Given records =

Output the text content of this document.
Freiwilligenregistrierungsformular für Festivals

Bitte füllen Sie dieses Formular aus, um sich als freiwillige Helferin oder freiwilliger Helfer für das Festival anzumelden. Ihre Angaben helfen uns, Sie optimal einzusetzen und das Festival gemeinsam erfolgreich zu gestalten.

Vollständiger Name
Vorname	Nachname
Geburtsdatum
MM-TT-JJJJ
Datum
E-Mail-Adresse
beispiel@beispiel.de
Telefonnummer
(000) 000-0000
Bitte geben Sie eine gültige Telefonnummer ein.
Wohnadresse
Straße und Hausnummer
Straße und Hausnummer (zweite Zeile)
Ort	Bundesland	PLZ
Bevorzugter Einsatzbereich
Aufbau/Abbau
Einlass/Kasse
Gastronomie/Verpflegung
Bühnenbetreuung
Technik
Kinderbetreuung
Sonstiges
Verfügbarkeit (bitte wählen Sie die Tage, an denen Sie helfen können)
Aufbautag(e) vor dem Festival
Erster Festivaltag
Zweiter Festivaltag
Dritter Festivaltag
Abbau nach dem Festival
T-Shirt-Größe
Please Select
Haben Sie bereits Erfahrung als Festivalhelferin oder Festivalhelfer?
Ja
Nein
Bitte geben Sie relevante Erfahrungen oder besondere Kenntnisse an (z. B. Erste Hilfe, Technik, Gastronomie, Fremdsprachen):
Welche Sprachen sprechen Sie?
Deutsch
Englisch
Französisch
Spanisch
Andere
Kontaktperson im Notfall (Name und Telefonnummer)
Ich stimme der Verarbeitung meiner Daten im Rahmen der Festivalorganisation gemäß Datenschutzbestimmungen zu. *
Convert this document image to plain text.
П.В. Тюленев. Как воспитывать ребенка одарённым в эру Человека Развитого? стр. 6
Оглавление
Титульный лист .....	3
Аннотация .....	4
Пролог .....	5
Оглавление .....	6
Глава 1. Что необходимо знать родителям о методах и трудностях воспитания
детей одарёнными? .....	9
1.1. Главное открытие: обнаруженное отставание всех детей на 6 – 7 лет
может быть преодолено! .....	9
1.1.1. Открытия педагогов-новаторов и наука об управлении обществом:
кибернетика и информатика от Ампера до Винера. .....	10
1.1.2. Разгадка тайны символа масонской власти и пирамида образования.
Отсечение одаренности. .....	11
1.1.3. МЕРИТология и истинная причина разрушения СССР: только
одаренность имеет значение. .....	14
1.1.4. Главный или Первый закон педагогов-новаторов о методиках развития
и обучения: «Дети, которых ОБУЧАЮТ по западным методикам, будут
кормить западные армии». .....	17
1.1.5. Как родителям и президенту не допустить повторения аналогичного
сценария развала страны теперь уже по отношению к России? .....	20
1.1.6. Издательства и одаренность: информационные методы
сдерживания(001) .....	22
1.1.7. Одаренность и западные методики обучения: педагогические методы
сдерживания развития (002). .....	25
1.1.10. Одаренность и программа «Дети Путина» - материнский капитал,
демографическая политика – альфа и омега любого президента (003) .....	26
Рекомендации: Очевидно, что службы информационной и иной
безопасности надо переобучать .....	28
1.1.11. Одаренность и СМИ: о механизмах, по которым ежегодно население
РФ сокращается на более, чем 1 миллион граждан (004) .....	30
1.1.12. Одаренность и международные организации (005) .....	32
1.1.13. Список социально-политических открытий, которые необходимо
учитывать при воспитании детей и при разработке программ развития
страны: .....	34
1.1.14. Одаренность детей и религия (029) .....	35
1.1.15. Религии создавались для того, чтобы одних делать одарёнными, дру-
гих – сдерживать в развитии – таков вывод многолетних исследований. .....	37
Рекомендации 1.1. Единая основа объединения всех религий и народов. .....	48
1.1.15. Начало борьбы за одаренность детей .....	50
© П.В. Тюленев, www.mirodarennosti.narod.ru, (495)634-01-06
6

Stated goal =
Type out the full listing again, exactly as given.

Full solution =
Output the text content of this document.
Freiwilligenregistrierungsformular für Festivals

Bitte füllen Sie dieses Formular aus, um sich als freiwillige Helferin oder freiwilliger Helfer für das Festival anzumelden. Ihre Angaben helfen uns, Sie optimal einzusetzen und das Festival gemeinsam erfolgreich zu gestalten.

Vollständiger Name
Vorname	Nachname
Geburtsdatum
MM-TT-JJJJ
Datum
E-Mail-Adresse
beispiel@beispiel.de
Telefonnummer
(000) 000-0000
Bitte geben Sie eine gültige Telefonnummer ein.
Wohnadresse
Straße und Hausnummer
Straße und Hausnummer (zweite Zeile)
Ort	Bundesland	PLZ
Bevorzugter Einsatzbereich
Aufbau/Abbau
Einlass/Kasse
Gastronomie/Verpflegung
Bühnenbetreuung
Technik
Kinderbetreuung
Sonstiges
Verfügbarkeit (bitte wählen Sie die Tage, an denen Sie helfen können)
Aufbautag(e) vor dem Festival
Erster Festivaltag
Zweiter Festivaltag
Dritter Festivaltag
Abbau nach dem Festival
T-Shirt-Größe
Please Select
Haben Sie bereits Erfahrung als Festivalhelferin oder Festivalhelfer?
Ja
Nein
Bitte geben Sie relevante Erfahrungen oder besondere Kenntnisse an (z. B. Erste Hilfe, Technik, Gastronomie, Fremdsprachen):
Welche Sprachen sprechen Sie?
Deutsch
Englisch
Französisch
Spanisch
Andere
Kontaktperson im Notfall (Name und Telefonnummer)
Ich stimme der Verarbeitung meiner Daten im Rahmen der Festivalorganisation gemäß Datenschutzbestimmungen zu. *
Convert this document image to plain text.
П.В. Тюленев. Как воспитывать ребенка одарённым в эру Человека Развитого? стр. 6
Оглавление
Титульный лист .....	3
Аннотация .....	4
Пролог .....	5
Оглавление .....	6
Глава 1. Что необходимо знать родителям о методах и трудностях воспитания
детей одарёнными? .....	9
1.1. Главное открытие: обнаруженное отставание всех детей на 6 – 7 лет
может быть преодолено! .....	9
1.1.1. Открытия педагогов-новаторов и наука об управлении обществом:
кибернетика и информатика от Ампера до Винера. .....	10
1.1.2. Разгадка тайны символа масонской власти и пирамида образования.
Отсечение одаренности. .....	11
1.1.3. МЕРИТология и истинная причина разрушения СССР: только
одаренность имеет значение. .....	14
1.1.4. Главный или Первый закон педагогов-новаторов о методиках развития
и обучения: «Дети, которых ОБУЧАЮТ по западным методикам, будут
кормить западные армии». .....	17
1.1.5. Как родителям и президенту не допустить повторения аналогичного
сценария развала страны теперь уже по отношению к России? .....	20
1.1.6. Издательства и одаренность: информационные методы
сдерживания(001) .....	22
1.1.7. Одаренность и западные методики обучения: педагогические методы
сдерживания развития (002). .....	25
1.1.10. Одаренность и программа «Дети Путина» - материнский капитал,
демографическая политика – альфа и омега любого президента (003) .....	26
Рекомендации: Очевидно, что службы информационной и иной
безопасности надо переобучать .....	28
1.1.11. Одаренность и СМИ: о механизмах, по которым ежегодно население
РФ сокращается на более, чем 1 миллион граждан (004) .....	30
1.1.12. Одаренность и международные организации (005) .....	32
1.1.13. Список социально-политических открытий, которые необходимо
учитывать при воспитании детей и при разработке программ развития
страны: .....	34
1.1.14. Одаренность детей и религия (029) .....	35
1.1.15. Религии создавались для того, чтобы одних делать одарёнными, дру-
гих – сдерживать в развитии – таков вывод многолетних исследований. .....	37
Рекомендации 1.1. Единая основа объединения всех религий и народов. .....	48
1.1.15. Начало борьбы за одаренность детей .....	50
© П.В. Тюленев, www.mirodarennosti.narod.ru, (495)634-01-06
6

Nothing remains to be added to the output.